=== RICHIESTA SCRITTA 1 ===
Nel testo di partenza, che cosa propone Grillo per giudicare le notizie degli organi ufficiali?

=== TESTO DI PARTENZA ===
···

Commenti offensivi: è diffamazione

ALGHERO – Informazione ufficiale e non al centro del dibattito. L’attacco di Grillo ai giornali e tg ha scatenato un putiferio. Ma ancora una volta, il leader dei 5 Stelle si inquadra come un ottimo comunicatore spostando l’attenzione dai gravi problemi del suo movimento legati soprattutto a Roma e all’amministrazione Raggi verso il tema dell’informazione. Ha proposto una giuria popolare per giudicare le notizie degli organi ufficiali per evitare la diffusione di quelle false. Il direttore de La 7 Mentana, cosi come larga parte della politica nazionale e il mondo del giornalismo, si è infuriato annunciando una denuncia.

Ma il problema sarebbe di facile soluzione. Infatti tutti sanno che le bufale nascono da siti precisi registrati spesso in paesi dove la tassazione è più leggera creando copie di media già esistenti (uno dei più noti è il Fatto QuotiDaino) e diffondendo “fake news” ad hoc al fine di raggiungere click record per incassare dalle pubblicità. Tutt’altro discorso, ad esempio, di Lercio.it che invece è uno spazio ironico e unico nel suo genere ma certamente non lede la diffusione delle comunicazioni reali. Certo, alla base del crescente problema. che ha visto anche il Parlamento annunciare degli interventi, c’è la credulità popolare verso infondate e assurde notizie condivise soprattutto sui social che fanno da cassa di risonanza.

···

=== RECORD GREZZI ===
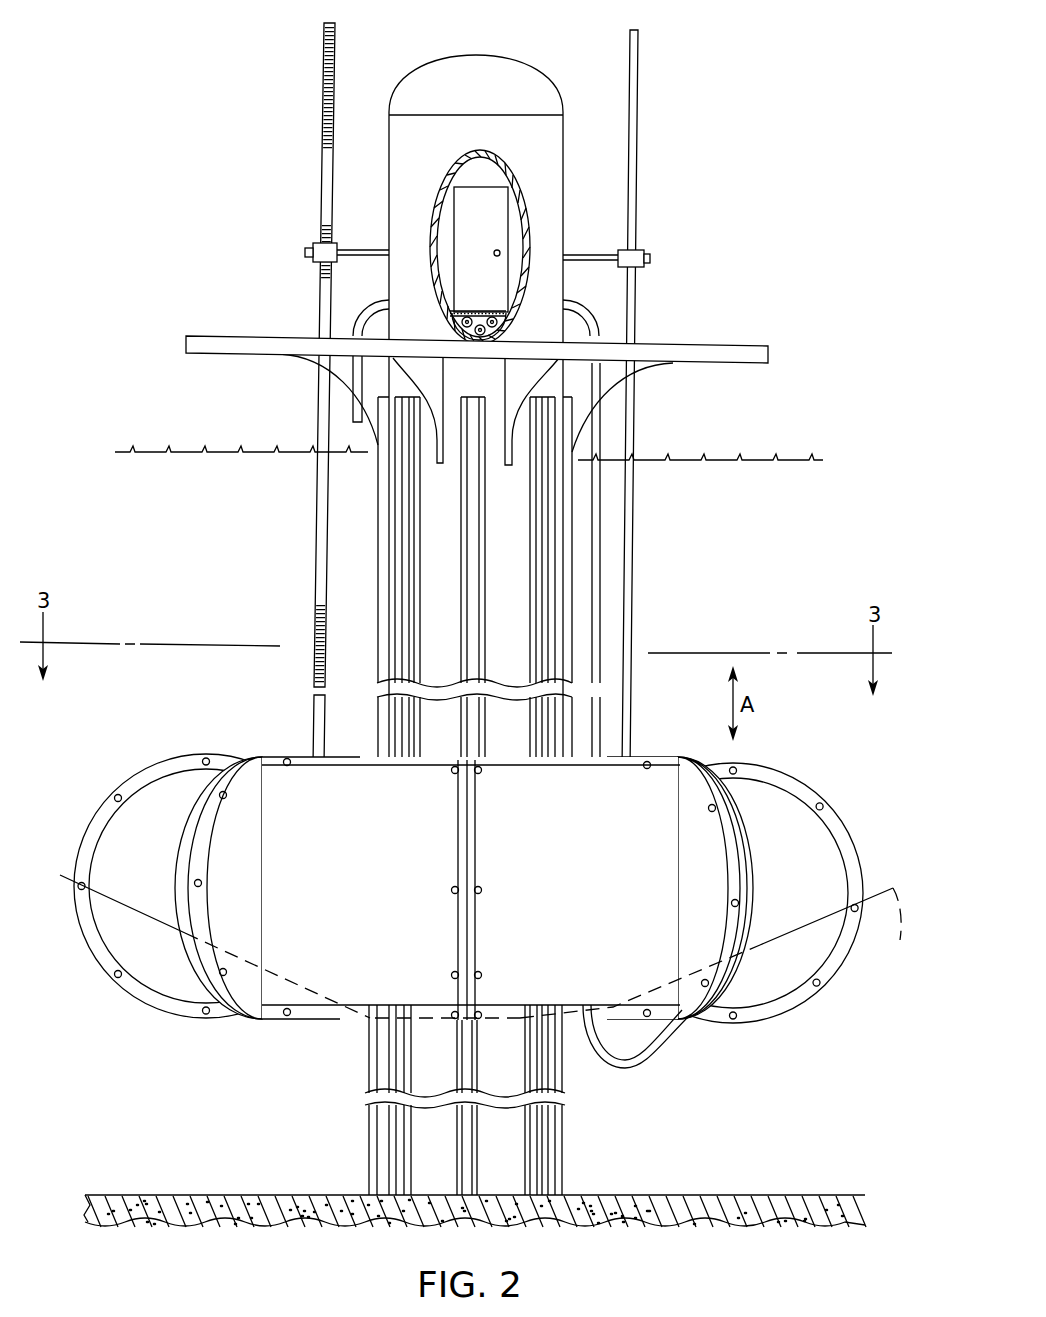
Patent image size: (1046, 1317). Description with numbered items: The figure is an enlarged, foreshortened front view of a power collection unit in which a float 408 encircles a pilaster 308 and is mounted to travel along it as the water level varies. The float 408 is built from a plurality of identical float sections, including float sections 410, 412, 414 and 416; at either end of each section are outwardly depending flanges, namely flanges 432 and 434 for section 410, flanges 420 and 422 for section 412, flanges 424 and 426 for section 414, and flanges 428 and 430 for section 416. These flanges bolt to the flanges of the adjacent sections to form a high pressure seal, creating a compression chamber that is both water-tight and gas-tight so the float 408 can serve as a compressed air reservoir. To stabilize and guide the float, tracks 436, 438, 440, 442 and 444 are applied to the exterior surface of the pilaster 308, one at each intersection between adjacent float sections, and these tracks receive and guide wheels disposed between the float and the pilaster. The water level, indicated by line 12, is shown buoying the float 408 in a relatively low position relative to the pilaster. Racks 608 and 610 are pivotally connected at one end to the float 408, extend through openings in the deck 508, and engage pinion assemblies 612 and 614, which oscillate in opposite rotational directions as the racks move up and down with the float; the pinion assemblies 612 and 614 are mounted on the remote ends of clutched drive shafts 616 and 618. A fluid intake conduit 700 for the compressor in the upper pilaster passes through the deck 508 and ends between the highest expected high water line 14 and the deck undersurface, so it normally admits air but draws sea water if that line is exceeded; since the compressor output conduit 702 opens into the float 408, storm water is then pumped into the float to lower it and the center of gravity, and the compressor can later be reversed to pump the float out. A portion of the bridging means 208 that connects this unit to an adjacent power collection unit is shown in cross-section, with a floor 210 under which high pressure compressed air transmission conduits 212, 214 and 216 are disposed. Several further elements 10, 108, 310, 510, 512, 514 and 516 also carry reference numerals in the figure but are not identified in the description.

···

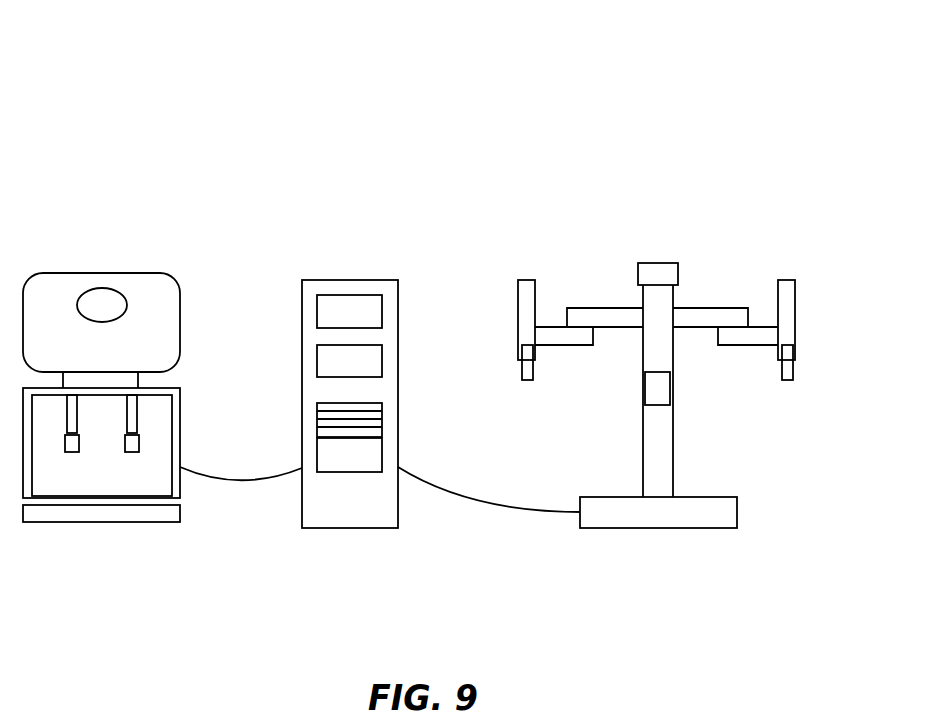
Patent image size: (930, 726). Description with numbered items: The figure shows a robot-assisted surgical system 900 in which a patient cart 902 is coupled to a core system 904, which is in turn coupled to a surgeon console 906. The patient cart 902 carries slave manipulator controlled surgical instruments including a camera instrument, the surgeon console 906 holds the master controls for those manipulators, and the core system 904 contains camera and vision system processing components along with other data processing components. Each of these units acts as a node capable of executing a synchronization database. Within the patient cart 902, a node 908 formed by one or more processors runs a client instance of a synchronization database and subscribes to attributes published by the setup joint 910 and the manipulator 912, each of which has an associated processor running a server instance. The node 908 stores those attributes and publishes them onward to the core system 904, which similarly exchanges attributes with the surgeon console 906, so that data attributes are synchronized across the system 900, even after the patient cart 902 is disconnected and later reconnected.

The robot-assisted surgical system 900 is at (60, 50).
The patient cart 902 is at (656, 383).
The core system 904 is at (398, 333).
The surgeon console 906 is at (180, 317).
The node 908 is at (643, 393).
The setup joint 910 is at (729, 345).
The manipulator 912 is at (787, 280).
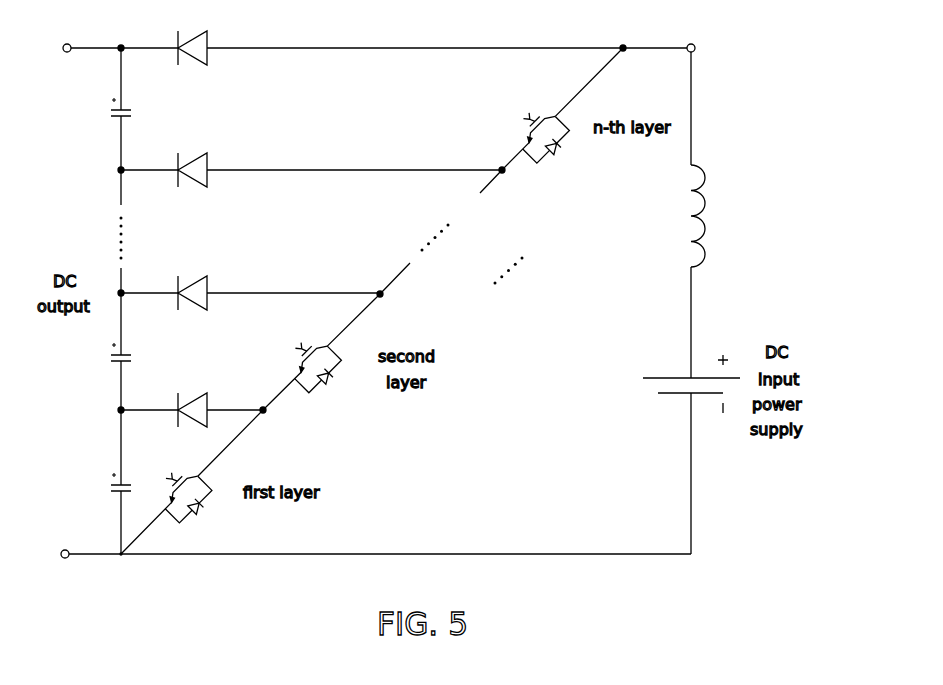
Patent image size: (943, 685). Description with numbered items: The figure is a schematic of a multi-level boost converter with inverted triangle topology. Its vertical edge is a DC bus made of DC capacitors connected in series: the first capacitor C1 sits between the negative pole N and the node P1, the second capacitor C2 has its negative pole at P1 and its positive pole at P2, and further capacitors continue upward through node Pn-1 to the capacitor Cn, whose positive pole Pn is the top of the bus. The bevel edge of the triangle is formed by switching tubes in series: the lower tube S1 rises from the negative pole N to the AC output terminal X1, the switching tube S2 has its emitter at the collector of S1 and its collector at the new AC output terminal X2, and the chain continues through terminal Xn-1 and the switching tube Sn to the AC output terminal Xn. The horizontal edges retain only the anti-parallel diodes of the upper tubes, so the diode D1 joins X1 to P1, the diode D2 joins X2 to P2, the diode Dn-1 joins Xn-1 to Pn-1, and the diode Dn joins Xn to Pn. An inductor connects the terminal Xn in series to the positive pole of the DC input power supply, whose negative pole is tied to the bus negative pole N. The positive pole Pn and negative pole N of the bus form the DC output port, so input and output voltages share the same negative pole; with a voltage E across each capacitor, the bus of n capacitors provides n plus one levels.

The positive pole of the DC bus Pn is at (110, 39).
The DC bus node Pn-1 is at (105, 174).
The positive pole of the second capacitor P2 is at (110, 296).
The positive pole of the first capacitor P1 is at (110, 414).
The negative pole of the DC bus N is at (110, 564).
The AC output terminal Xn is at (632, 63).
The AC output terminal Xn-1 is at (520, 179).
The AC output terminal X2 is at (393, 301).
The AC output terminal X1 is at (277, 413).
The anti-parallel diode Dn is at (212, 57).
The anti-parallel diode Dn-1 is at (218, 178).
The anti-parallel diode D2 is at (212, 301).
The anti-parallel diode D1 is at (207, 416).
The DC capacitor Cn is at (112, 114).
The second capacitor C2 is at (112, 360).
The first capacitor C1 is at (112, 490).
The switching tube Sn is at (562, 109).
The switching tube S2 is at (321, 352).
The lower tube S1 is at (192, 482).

···

=== RICHIESTA SCRITTA 2 ===
Riporta ogni riga dei record che contiene la stringa "second". Maiuscole e minuscole contano.

=== RISPOSTA CORRETTA 1 ===
Una giuria popolare.

=== RISPOSTA CORRETTA 2 ===
Patent image size: (943, 685). Description with numbered items: The figure is a schematic of a multi-level boost converter with inverted triangle topology. Its vertical edge is a DC bus made of DC capacitors connected in series: the first capacitor C1 sits between the negative pole N and the node P1, the second capacitor C2 has its negative pole at P1 and its positive pole at P2, and further capacitors continue upward through node Pn-1 to the capacitor Cn, whose positive pole Pn is the top of the bus. The bevel edge of the triangle is formed by switching tubes in series: the lower tube S1 rises from the negative pole N to the AC output terminal X1, the switching tube S2 has its emitter at the collector of S1 and its collector at the new AC output terminal X2, and the chain continues through terminal Xn-1 and the switching tube Sn to the AC output terminal Xn. The horizontal edges retain only the anti-parallel diodes of the upper tubes, so the diode D1 joins X1 to P1, the diode D2 joins X2 to P2, the diode Dn-1 joins Xn-1 to Pn-1, and the diode Dn joins Xn to Pn. An inductor connects the terminal Xn in series to the positive pole of the DC input power supply, whose negative pole is tied to the bus negative pole N. The positive pole Pn and negative pole N of the bus form the DC output port, so input and output voltages share the same negative pole; with a voltage E across each capacitor, the bus of n capacitors provides n plus one levels.
The positive pole of the second capacitor P2 is at (110, 296).
The second capacitor C2 is at (112, 360).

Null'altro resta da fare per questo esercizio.